Each entry must appear again exactly as it does in the source.

◆ **DATA SECTION**
>> start

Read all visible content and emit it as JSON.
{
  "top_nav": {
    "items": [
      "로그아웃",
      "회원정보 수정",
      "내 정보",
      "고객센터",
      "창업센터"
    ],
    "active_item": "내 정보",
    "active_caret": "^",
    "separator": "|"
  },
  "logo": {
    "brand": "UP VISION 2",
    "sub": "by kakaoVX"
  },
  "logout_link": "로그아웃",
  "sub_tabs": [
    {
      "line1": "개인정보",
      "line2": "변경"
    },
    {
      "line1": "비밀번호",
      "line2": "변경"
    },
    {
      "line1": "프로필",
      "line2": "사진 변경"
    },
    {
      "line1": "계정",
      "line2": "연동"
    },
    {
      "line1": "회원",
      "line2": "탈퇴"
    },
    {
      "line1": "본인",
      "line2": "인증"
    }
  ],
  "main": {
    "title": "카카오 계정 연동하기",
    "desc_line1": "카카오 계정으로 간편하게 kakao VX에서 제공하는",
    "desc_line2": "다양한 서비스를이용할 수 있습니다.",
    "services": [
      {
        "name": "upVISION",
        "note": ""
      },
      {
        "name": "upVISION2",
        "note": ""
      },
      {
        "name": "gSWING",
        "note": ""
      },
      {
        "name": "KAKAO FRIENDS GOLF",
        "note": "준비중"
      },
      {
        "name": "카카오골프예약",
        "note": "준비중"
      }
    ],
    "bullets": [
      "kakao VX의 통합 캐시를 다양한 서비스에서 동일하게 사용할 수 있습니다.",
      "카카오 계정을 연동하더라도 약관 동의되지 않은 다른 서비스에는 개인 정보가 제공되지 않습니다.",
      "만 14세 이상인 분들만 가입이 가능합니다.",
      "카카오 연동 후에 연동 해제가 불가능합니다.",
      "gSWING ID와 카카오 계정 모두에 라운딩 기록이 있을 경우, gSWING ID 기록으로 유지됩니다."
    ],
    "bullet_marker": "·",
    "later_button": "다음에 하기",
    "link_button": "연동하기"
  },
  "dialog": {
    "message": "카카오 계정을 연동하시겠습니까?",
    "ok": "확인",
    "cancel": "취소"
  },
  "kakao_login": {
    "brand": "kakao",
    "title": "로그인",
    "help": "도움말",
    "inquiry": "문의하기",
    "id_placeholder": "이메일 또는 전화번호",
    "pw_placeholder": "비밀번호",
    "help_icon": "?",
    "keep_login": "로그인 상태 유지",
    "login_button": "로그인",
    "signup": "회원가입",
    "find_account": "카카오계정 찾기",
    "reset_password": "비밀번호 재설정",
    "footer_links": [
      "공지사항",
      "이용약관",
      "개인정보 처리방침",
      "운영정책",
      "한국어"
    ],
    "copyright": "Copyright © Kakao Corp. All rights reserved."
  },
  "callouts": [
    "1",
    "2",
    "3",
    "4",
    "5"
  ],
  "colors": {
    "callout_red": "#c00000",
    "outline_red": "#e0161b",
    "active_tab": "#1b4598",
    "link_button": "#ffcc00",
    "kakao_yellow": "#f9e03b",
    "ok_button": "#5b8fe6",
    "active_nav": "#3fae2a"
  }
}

>> end

◆ **RESULT**
Read all visible content and emit it as JSON.
{
  "top_nav": {
    "items": [
      "로그아웃",
      "회원정보 수정",
      "내 정보",
      "고객센터",
      "창업센터"
    ],
    "active_item": "내 정보",
    "active_caret": "^",
    "separator": "|"
  },
  "logo": {
    "brand": "UP VISION 2",
    "sub": "by kakaoVX"
  },
  "logout_link": "로그아웃",
  "sub_tabs": [
    {
      "line1": "개인정보",
      "line2": "변경"
    },
    {
      "line1": "비밀번호",
      "line2": "변경"
    },
    {
      "line1": "프로필",
      "line2": "사진 변경"
    },
    {
      "line1": "계정",
      "line2": "연동"
    },
    {
      "line1": "회원",
      "line2": "탈퇴"
    },
    {
      "line1": "본인",
      "line2": "인증"
    }
  ],
  "main": {
    "title": "카카오 계정 연동하기",
    "desc_line1": "카카오 계정으로 간편하게 kakao VX에서 제공하는",
    "desc_line2": "다양한 서비스를이용할 수 있습니다.",
    "services": [
      {
        "name": "upVISION",
        "note": ""
      },
      {
        "name": "upVISION2",
        "note": ""
      },
      {
        "name": "gSWING",
        "note": ""
      },
      {
        "name": "KAKAO FRIENDS GOLF",
        "note": "준비중"
      },
      {
        "name": "카카오골프예약",
        "note": "준비중"
      }
    ],
    "bullets": [
      "kakao VX의 통합 캐시를 다양한 서비스에서 동일하게 사용할 수 있습니다.",
      "카카오 계정을 연동하더라도 약관 동의되지 않은 다른 서비스에는 개인 정보가 제공되지 않습니다.",
      "만 14세 이상인 분들만 가입이 가능합니다.",
      "카카오 연동 후에 연동 해제가 불가능합니다.",
      "gSWING ID와 카카오 계정 모두에 라운딩 기록이 있을 경우, gSWING ID 기록으로 유지됩니다."
    ],
    "bullet_marker": "·",
    "later_button": "다음에 하기",
    "link_button": "연동하기"
  },
  "dialog": {
    "message": "카카오 계정을 연동하시겠습니까?",
    "ok": "확인",
    "cancel": "취소"
  },
  "kakao_login": {
    "brand": "kakao",
    "title": "로그인",
    "help": "도움말",
    "inquiry": "문의하기",
    "id_placeholder": "이메일 또는 전화번호",
    "pw_placeholder": "비밀번호",
    "help_icon": "?",
    "keep_login": "로그인 상태 유지",
    "login_button": "로그인",
    "signup": "회원가입",
    "find_account": "카카오계정 찾기",
    "reset_password": "비밀번호 재설정",
    "footer_links": [
      "공지사항",
      "이용약관",
      "개인정보 처리방침",
      "운영정책",
      "한국어"
    ],
    "copyright": "Copyright © Kakao Corp. All rights reserved."
  },
  "callouts": [
    "1",
    "2",
    "3",
    "4",
    "5"
  ],
  "colors": {
    "callout_red": "#c00000",
    "outline_red": "#e0161b",
    "active_tab": "#1b4598",
    "link_button": "#ffcc00",
    "kakao_yellow": "#f9e03b",
    "ok_button": "#5b8fe6",
    "active_nav": "#3fae2a"
  }
}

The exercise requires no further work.